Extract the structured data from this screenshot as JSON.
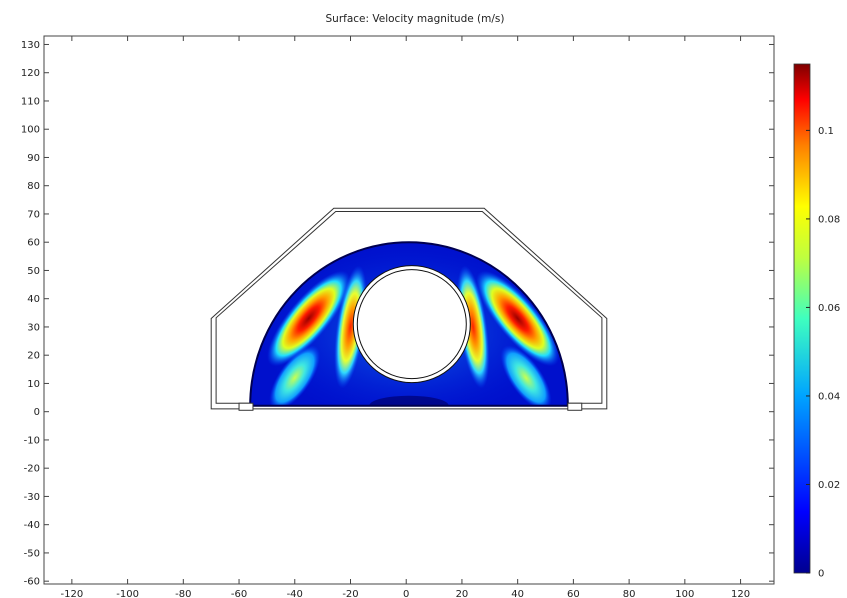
{
  "chart_data": {
    "type": "heatmap",
    "title": "Surface: Velocity magnitude (m/s)",
    "xlabel": "",
    "ylabel": "",
    "xlim": [
      -130,
      132
    ],
    "ylim": [
      -61,
      133
    ],
    "x_ticks": [
      -120,
      -100,
      -80,
      -60,
      -40,
      -20,
      0,
      20,
      40,
      60,
      80,
      100,
      120
    ],
    "y_ticks": [
      130,
      120,
      110,
      100,
      90,
      80,
      70,
      60,
      50,
      40,
      30,
      20,
      10,
      0,
      -10,
      -20,
      -30,
      -40,
      -50,
      -60
    ],
    "colorbar": {
      "min": 0,
      "max": 0.115,
      "ticks": [
        0.1,
        0.08,
        0.06,
        0.04,
        0.02,
        0
      ],
      "tick_labels": [
        "0.1",
        "0.08",
        "0.06",
        "0.04",
        "0.02",
        "0"
      ],
      "colormap": "rainbow"
    },
    "geometry": {
      "outer_boundary": [
        [
          -70,
          1
        ],
        [
          -70,
          33
        ],
        [
          -26,
          72
        ],
        [
          28,
          72
        ],
        [
          72,
          33
        ],
        [
          72,
          1
        ],
        [
          -70,
          1
        ]
      ],
      "fluid_domain_center": [
        1,
        0
      ],
      "fluid_domain_radius": 57,
      "fluid_domain_top": 60,
      "inner_cylinder_center": [
        2,
        31
      ],
      "inner_cylinder_radius": 21
    },
    "velocity_features": [
      {
        "name": "upper-left jet",
        "x": -35,
        "y": 33,
        "value": 0.105
      },
      {
        "name": "upper-right jet",
        "x": 40,
        "y": 33,
        "value": 0.105
      },
      {
        "name": "inner-left band",
        "x": -20,
        "y": 30,
        "value": 0.09
      },
      {
        "name": "inner-right band",
        "x": 24,
        "y": 30,
        "value": 0.09
      },
      {
        "name": "lower-left lobe",
        "x": -40,
        "y": 12,
        "value": 0.05
      },
      {
        "name": "lower-right lobe",
        "x": 43,
        "y": 12,
        "value": 0.05
      }
    ]
  }
}
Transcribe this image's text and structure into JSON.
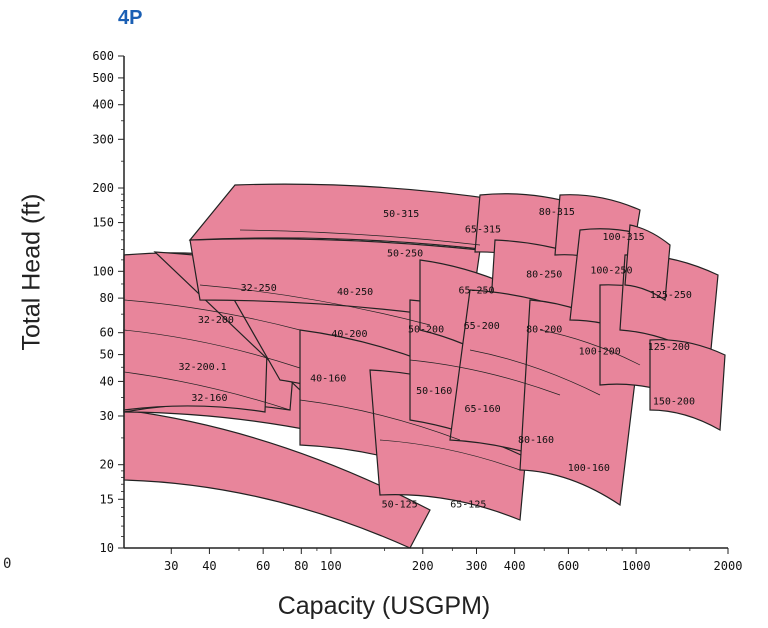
{
  "title": "4P",
  "colors": {
    "title": "#1a5fb4",
    "region_fill": "#e8859b",
    "region_stroke": "#222222",
    "axis": "#222222"
  },
  "axis_fragment": "0",
  "chart_data": {
    "type": "area",
    "xlabel": "Capacity (USGPM)",
    "ylabel": "Total Head (ft)",
    "xscale": "log",
    "yscale": "log",
    "xlim": [
      21,
      2000
    ],
    "ylim": [
      10,
      600
    ],
    "x_ticks": [
      30,
      40,
      60,
      80,
      100,
      200,
      300,
      400,
      600,
      1000,
      2000
    ],
    "x_tick_labels": [
      "30",
      "40",
      "60",
      "80",
      "100",
      "200",
      "300",
      "400",
      "600",
      "1000",
      "2000"
    ],
    "y_ticks": [
      10,
      15,
      20,
      30,
      40,
      50,
      60,
      80,
      100,
      150,
      200,
      300,
      400,
      500,
      600
    ],
    "y_tick_labels": [
      "10",
      "15",
      "20",
      "30",
      "40",
      "50",
      "60",
      "80",
      "100",
      "150",
      "200",
      "300",
      "400",
      "500",
      "600"
    ],
    "grid": false,
    "models": [
      {
        "label": "32-160",
        "label_x": 40,
        "label_y": 34
      },
      {
        "label": "32-200.1",
        "label_x": 38,
        "label_y": 44
      },
      {
        "label": "32-200",
        "label_x": 42,
        "label_y": 65
      },
      {
        "label": "32-250",
        "label_x": 58,
        "label_y": 85
      },
      {
        "label": "40-160",
        "label_x": 98,
        "label_y": 40
      },
      {
        "label": "40-200",
        "label_x": 115,
        "label_y": 58
      },
      {
        "label": "40-250",
        "label_x": 120,
        "label_y": 82
      },
      {
        "label": "50-125",
        "label_x": 168,
        "label_y": 14
      },
      {
        "label": "50-160",
        "label_x": 218,
        "label_y": 36
      },
      {
        "label": "50-200",
        "label_x": 205,
        "label_y": 60
      },
      {
        "label": "50-250",
        "label_x": 175,
        "label_y": 113
      },
      {
        "label": "50-315",
        "label_x": 170,
        "label_y": 157
      },
      {
        "label": "65-125",
        "label_x": 282,
        "label_y": 14
      },
      {
        "label": "65-160",
        "label_x": 314,
        "label_y": 31
      },
      {
        "label": "65-200",
        "label_x": 312,
        "label_y": 62
      },
      {
        "label": "65-250",
        "label_x": 300,
        "label_y": 83
      },
      {
        "label": "65-315",
        "label_x": 315,
        "label_y": 138
      },
      {
        "label": "80-160",
        "label_x": 470,
        "label_y": 24
      },
      {
        "label": "80-200",
        "label_x": 500,
        "label_y": 60
      },
      {
        "label": "80-250",
        "label_x": 500,
        "label_y": 95
      },
      {
        "label": "80-315",
        "label_x": 550,
        "label_y": 160
      },
      {
        "label": "100-160",
        "label_x": 700,
        "label_y": 19
      },
      {
        "label": "100-200",
        "label_x": 760,
        "label_y": 50
      },
      {
        "label": "100-250",
        "label_x": 830,
        "label_y": 98
      },
      {
        "label": "100-315",
        "label_x": 910,
        "label_y": 130
      },
      {
        "label": "125-200",
        "label_x": 1280,
        "label_y": 52
      },
      {
        "label": "125-250",
        "label_x": 1300,
        "label_y": 80
      },
      {
        "label": "150-200",
        "label_x": 1330,
        "label_y": 33
      }
    ]
  }
}
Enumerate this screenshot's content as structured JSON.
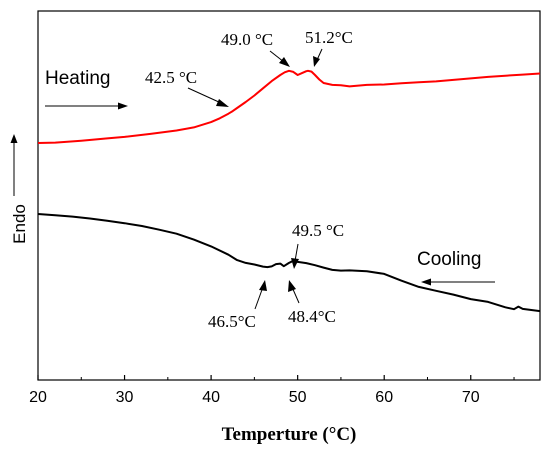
{
  "chart_data": {
    "type": "line",
    "xlabel": "Temperture (°C)",
    "ylabel": "Endo",
    "xlim": [
      20,
      78
    ],
    "xticks": [
      20,
      30,
      40,
      50,
      60,
      70
    ],
    "yticks_shown": false,
    "grid": false,
    "series": [
      {
        "color": "#ff0000",
        "x": [
          20,
          22,
          25,
          28,
          30,
          33,
          36,
          38,
          40,
          41,
          42,
          42.5,
          43,
          44,
          45,
          46,
          47,
          48,
          48.5,
          49,
          49.5,
          50,
          50.5,
          51,
          51.2,
          51.6,
          52,
          52.5,
          53,
          54,
          55,
          56,
          58,
          60,
          62,
          64,
          66,
          68,
          70,
          72,
          74,
          76,
          78
        ],
        "y": [
          0.0,
          0.1,
          0.6,
          1.2,
          1.6,
          2.4,
          3.3,
          4.1,
          5.5,
          6.5,
          7.7,
          8.4,
          9.2,
          10.8,
          12.5,
          14.4,
          16.3,
          17.9,
          18.6,
          19.0,
          18.7,
          17.9,
          18.4,
          18.9,
          19.0,
          18.8,
          17.9,
          16.7,
          15.8,
          15.3,
          15.2,
          14.9,
          15.3,
          15.4,
          15.7,
          16.0,
          16.2,
          16.6,
          17.0,
          17.4,
          17.7,
          18.0,
          18.3
        ]
      },
      {
        "color": "#000000",
        "x": [
          20,
          22,
          24,
          26,
          28,
          30,
          32,
          34,
          36,
          38,
          40,
          42,
          43,
          44,
          45,
          46,
          46.5,
          47,
          47.5,
          48,
          48.4,
          49,
          49.5,
          50,
          51,
          52,
          53,
          54,
          55,
          56,
          58,
          60,
          62,
          64,
          66,
          68,
          70,
          72,
          74,
          75,
          75.5,
          76,
          78
        ],
        "y": [
          0.0,
          -0.5,
          -1.1,
          -1.9,
          -2.9,
          -3.9,
          -5.1,
          -6.7,
          -8.4,
          -10.9,
          -13.8,
          -17.3,
          -19.6,
          -20.8,
          -21.5,
          -22.4,
          -22.6,
          -22.3,
          -21.3,
          -21.1,
          -22.2,
          -20.8,
          -19.9,
          -20.4,
          -20.9,
          -21.8,
          -22.8,
          -23.8,
          -24.1,
          -24.0,
          -24.4,
          -25.5,
          -28.4,
          -31.0,
          -32.7,
          -34.3,
          -36.2,
          -37.4,
          -39.7,
          -40.5,
          -39.4,
          -40.4,
          -41.3
        ]
      }
    ],
    "annotations": {
      "heating": "Heating",
      "cooling": "Cooling",
      "h1": "42.5 °C",
      "h2": "49.0 °C",
      "h3": "51.2°C",
      "c1": "49.5 °C",
      "c2": "46.5°C",
      "c3": "48.4°C"
    }
  }
}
* * * * *
- **What is expected**
Select and copy each line from the data that includes the word "ylabel".

- **Exercise output**
    "ylabel": "",
    "ylabel": "Total Head (ft)",
    "ylabel": "Endo",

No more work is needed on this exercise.